= TRECHO DA PÁGINA =

::::

Bura, mulher marisqueira, aos seus 53 anos, mãe solo de 5 filhos criados na labuta do trabalho da maré. Foi a maré o seu sustento e sua força para não desistir e ter uma vida digna. A vida na pesca antes era muito desvalorizada, pois apesar de existir uma maior quantidade de pescados, o valor era muito baixo e hoje mesmo se tendo menor quantidade de pescados,tem-se mais valor. A marisqueira equivale a valorização dos mariscos no mercado à valorização de sua profissão, que a partir do reconhecimento como ofício e legalização pelo governo, propiciou mais respeito à estas mulheres e acesso a direitos. O trabalho árduo da mariscagem, lhe ocasionou uma lesão no joelho que hoje lhe causa muita dor e lhe atrapalha a se locomover não podendo mais ir ao manguezal.​​

Dona Bura
Tania, 46 anos, nunca sentiu vergonha em dizer que é mulher marisqueira. Seu trabalho e sustento é sua garantia de vida, e por isso ensinou a filha a pescar, assim como sua mãe fez com ela. Isso é necessário para garantir um futuro incerto na vida de quem vive em comunidade pesqueira.

::::

= MATERIAL FORNECIDO =
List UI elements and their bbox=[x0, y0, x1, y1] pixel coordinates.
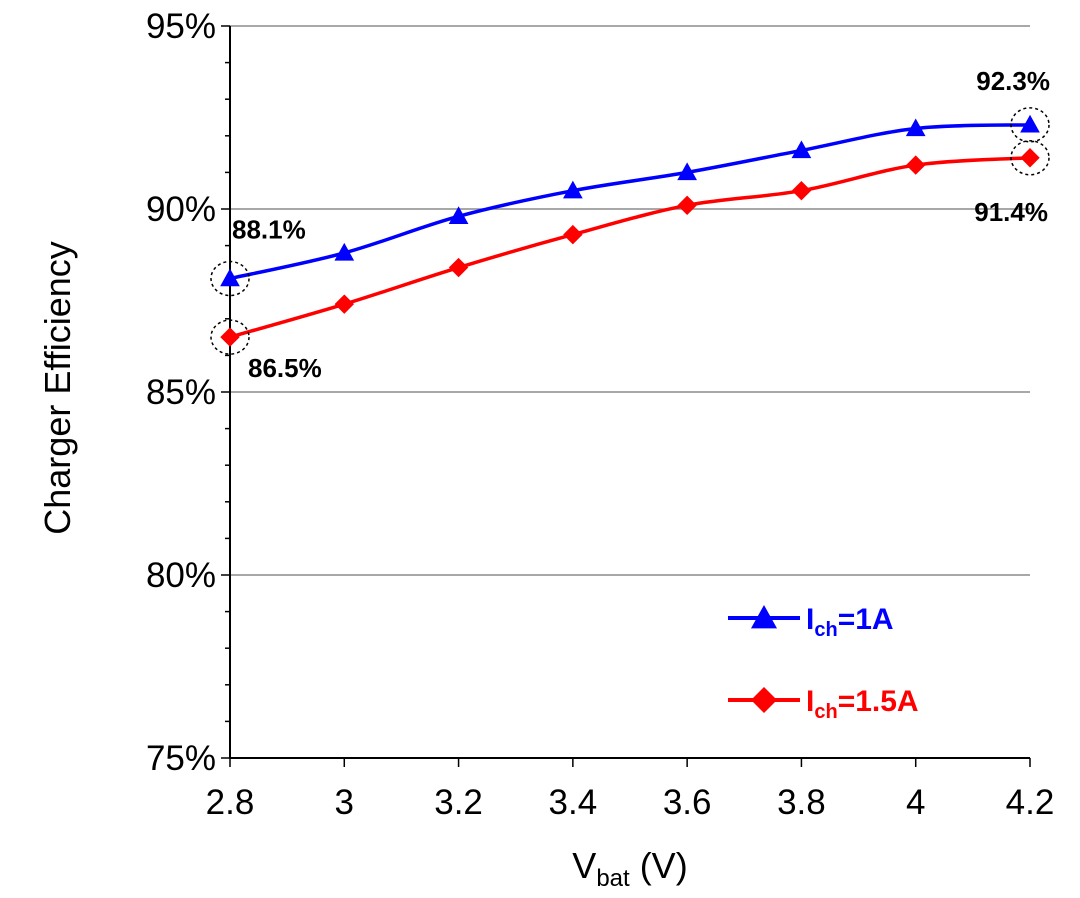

::::

= EXERCÍCIO A =
No texto sobre as marisqueiras, quantos filhos Bura criou?
= EXERCÍCIO B =
Dê continuidade ao texto sobre as marisqueiras a partir da sua última frase.
Os dados não têm relação com o texto sobre as marisqueiras.

= RESPOSTA A =
Cinco filhos.

= RESPOSTA B =
Tania mariscando chumbinho


Dona Antonia Cerqueira
Senhora Antonia Cerqueira da Silva, conhecida como Tonhazinha, nascida em 06 de agosto de 1917, relata suas experiências com o companheiro na pesca. Mãe de 12 filhos biológicos e 2 adotados, alimentou a todos, com o trabalho da pesca e mariscagem.
Antigamente, como conta, a falta de energia resultava na necessidade de venda rápida dos mariscos e portanto muito barata. Conta também, que não conseguiu se aposentar, já que até muito pouco tempo atrás não haviam documentos comprobatórios para a aposentadoria como pescadora para mulheres, apenas os homens possuíam direitos trabalhistas nessa profissão. Todos os documentos eram feitos em nome do marido. E com isso, ela, uma mulher que nasceu, se criou e criou seus filhos entre as marés e as lamas, sobrevivendo entre os ventos, as chuvas e as marés, não consegue ter uma proteção social em sua velhice. Resultado do machismo da época, onde só os homens podiam se documentar, e as mulheres não tinham direitos.